State how many lines of the listing below contain the string "link", and give only the number.

**** Provided information ****

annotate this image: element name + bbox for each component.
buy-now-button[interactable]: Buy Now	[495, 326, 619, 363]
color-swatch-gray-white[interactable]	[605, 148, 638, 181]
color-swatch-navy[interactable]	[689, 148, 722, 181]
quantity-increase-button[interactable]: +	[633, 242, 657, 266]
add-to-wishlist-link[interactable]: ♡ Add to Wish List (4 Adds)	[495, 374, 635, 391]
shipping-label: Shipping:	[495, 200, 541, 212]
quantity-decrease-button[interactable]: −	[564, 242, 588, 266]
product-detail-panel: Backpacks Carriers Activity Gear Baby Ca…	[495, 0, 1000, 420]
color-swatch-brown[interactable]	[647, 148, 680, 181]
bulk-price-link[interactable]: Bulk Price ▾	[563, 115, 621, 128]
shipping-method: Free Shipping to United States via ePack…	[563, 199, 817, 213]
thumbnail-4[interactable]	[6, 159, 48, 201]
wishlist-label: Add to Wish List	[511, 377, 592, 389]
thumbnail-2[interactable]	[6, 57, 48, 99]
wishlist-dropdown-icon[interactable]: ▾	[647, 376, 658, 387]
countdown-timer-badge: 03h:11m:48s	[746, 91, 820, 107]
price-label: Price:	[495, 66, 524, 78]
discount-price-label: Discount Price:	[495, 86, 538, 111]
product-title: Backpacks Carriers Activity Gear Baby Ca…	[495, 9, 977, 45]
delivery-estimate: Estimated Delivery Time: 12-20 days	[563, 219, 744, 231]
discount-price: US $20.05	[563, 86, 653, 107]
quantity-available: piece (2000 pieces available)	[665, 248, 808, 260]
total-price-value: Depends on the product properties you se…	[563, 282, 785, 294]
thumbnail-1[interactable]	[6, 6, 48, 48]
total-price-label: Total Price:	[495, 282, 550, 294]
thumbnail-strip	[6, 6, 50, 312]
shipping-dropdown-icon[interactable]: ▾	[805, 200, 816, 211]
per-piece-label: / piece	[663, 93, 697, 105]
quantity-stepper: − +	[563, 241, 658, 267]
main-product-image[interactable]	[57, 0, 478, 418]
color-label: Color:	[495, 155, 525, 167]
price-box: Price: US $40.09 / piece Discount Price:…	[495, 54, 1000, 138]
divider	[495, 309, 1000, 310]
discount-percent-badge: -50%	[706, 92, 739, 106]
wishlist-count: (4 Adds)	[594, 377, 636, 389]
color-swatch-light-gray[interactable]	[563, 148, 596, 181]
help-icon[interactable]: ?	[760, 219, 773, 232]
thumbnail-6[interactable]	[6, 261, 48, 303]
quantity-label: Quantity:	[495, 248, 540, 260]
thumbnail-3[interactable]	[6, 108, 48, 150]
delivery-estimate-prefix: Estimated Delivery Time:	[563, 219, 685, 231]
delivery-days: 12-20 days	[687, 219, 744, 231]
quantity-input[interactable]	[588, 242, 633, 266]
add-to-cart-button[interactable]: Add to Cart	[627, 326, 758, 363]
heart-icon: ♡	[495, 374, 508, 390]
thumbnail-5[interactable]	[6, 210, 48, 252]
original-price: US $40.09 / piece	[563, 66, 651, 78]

****

Output for this task: 2